begin

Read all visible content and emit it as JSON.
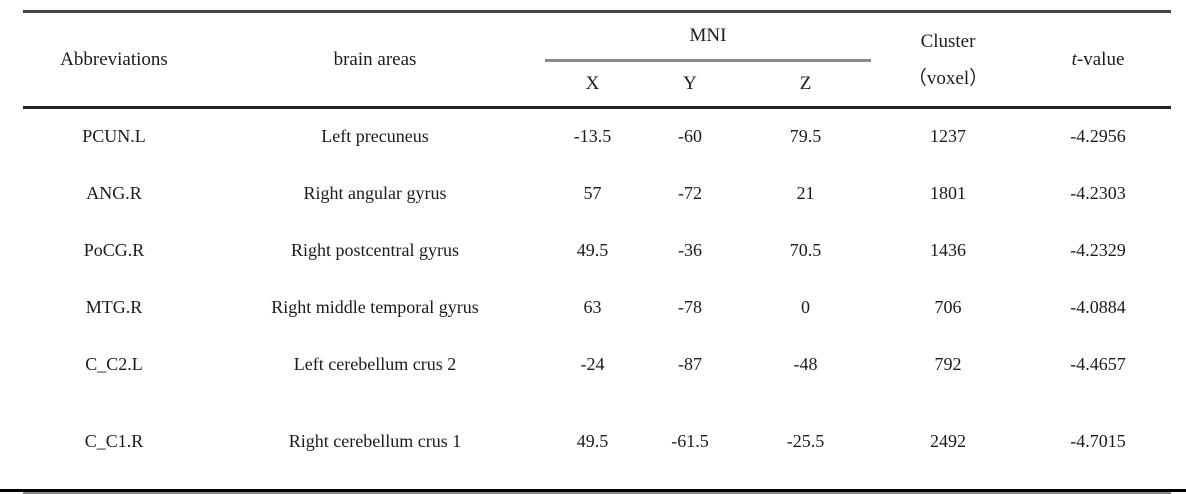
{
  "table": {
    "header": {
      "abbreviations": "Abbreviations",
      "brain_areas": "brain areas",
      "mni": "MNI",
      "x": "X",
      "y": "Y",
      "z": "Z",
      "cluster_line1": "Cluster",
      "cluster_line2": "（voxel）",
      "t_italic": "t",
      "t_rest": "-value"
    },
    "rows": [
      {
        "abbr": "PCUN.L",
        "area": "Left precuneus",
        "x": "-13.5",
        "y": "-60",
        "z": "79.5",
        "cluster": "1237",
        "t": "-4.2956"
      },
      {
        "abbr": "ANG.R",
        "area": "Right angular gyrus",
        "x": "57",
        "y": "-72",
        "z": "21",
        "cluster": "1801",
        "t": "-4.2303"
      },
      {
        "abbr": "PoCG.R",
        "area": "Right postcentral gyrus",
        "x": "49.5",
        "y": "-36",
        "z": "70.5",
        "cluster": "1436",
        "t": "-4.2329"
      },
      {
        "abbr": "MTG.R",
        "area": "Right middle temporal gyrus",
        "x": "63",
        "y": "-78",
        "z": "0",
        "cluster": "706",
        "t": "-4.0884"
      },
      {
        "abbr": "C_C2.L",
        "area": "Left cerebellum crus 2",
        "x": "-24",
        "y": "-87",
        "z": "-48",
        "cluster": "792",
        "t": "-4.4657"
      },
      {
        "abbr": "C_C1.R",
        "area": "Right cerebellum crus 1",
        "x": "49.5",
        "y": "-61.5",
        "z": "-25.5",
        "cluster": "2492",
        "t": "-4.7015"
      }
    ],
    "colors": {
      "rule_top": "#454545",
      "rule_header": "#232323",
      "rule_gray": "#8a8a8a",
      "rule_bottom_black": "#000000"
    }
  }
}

end

Required task
Only lines with the string "crus" belong in your answer; copy each one.

Finished task
        "area": "Left cerebellum crus 2",
        "area": "Right cerebellum crus 1",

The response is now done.